● Instructions to follow
Extract each line of the records below that contains the word "BLMT".

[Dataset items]
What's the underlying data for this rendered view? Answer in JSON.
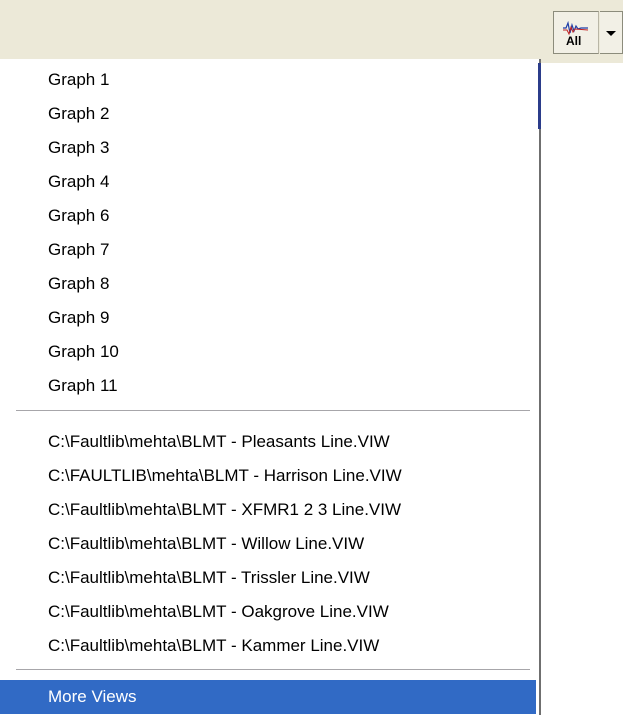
{
  "toolbar": {
    "button_icon": "waveform-all-icon",
    "button_icon_text": "All",
    "dropdown_icon": "chevron-down-icon"
  },
  "menu": {
    "graphs": [
      "Graph 1",
      "Graph 2",
      "Graph 3",
      "Graph 4",
      "Graph 6",
      "Graph 7",
      "Graph 8",
      "Graph 9",
      "Graph 10",
      "Graph 11"
    ],
    "views": [
      "C:\\Faultlib\\mehta\\BLMT - Pleasants Line.VIW",
      "C:\\FAULTLIB\\mehta\\BLMT - Harrison Line.VIW",
      "C:\\Faultlib\\mehta\\BLMT - XFMR1 2 3 Line.VIW",
      "C:\\Faultlib\\mehta\\BLMT - Willow Line.VIW",
      "C:\\Faultlib\\mehta\\BLMT - Trissler Line.VIW",
      "C:\\Faultlib\\mehta\\BLMT - Oakgrove Line.VIW",
      "C:\\Faultlib\\mehta\\BLMT - Kammer Line.VIW"
    ],
    "more_views": "More Views"
  },
  "colors": {
    "selection": "#316ac5",
    "toolbar_bg": "#ece9d8"
  }
}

● The solution
      "C:\\Faultlib\\mehta\\BLMT - Pleasants Line.VIW",
      "C:\\FAULTLIB\\mehta\\BLMT - Harrison Line.VIW",
      "C:\\Faultlib\\mehta\\BLMT - XFMR1 2 3 Line.VIW",
      "C:\\Faultlib\\mehta\\BLMT - Willow Line.VIW",
      "C:\\Faultlib\\mehta\\BLMT - Trissler Line.VIW",
      "C:\\Faultlib\\mehta\\BLMT - Oakgrove Line.VIW",
      "C:\\Faultlib\\mehta\\BLMT - Kammer Line.VIW"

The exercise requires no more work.